= Supplied records =

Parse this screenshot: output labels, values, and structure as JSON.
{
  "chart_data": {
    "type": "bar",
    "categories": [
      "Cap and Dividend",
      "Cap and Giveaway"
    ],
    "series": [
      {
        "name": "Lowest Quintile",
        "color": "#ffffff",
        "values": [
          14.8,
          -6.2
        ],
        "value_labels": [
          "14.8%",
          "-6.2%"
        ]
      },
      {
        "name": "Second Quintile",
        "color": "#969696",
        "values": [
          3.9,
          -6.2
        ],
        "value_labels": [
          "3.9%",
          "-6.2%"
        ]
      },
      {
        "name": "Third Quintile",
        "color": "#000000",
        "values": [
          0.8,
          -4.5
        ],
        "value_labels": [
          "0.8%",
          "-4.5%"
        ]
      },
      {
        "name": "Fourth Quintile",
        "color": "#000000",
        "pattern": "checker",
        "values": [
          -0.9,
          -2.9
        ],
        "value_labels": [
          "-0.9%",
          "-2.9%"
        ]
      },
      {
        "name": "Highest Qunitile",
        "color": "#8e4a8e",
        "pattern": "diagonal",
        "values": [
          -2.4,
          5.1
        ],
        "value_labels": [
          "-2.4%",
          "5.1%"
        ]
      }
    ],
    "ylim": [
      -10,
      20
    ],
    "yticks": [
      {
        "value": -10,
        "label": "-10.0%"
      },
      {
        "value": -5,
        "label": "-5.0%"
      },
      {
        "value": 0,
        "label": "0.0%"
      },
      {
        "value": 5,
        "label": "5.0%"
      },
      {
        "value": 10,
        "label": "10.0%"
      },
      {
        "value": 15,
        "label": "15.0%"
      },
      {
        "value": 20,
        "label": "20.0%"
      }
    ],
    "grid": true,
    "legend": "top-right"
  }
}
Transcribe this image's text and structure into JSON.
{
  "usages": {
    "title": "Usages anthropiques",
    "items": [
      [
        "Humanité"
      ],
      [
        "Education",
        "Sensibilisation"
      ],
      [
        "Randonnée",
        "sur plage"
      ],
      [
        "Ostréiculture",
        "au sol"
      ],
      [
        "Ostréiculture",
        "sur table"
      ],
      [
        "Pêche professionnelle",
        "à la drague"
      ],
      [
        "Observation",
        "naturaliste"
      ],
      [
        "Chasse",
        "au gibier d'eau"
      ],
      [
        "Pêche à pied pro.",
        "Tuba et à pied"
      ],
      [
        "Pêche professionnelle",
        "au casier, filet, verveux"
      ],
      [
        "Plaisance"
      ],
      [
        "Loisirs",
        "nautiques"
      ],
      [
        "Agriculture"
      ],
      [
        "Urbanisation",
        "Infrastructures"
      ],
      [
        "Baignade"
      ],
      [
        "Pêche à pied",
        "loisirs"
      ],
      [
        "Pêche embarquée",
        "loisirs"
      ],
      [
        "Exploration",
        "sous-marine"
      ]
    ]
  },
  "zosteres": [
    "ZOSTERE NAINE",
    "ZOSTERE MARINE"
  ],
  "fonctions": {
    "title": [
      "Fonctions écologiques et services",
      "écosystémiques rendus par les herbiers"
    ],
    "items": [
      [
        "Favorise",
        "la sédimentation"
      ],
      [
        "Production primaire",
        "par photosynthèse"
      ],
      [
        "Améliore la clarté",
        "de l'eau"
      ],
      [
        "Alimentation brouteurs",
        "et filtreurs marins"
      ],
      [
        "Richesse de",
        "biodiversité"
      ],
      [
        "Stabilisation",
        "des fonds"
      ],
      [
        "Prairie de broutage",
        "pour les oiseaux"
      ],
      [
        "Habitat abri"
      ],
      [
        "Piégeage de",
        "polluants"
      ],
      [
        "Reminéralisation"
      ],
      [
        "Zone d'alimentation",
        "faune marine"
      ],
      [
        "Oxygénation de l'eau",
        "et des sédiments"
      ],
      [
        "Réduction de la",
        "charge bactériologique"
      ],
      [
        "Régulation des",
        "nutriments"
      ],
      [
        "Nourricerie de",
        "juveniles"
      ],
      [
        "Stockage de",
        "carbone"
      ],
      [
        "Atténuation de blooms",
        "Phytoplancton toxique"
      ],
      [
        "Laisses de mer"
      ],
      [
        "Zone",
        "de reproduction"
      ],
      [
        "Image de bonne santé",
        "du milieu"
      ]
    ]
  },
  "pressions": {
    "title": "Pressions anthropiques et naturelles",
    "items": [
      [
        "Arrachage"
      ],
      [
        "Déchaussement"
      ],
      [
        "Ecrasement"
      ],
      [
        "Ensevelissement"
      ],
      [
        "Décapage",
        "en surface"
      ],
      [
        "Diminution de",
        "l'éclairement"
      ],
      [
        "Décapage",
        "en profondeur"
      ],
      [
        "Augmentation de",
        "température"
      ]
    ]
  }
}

= Given instruction =
Filter the listing for the word "this" and copy every line that holds it.

= The solution =
Parse this screenshot: output labels, values, and structure as JSON.
Transcribe this image's text and structure into JSON.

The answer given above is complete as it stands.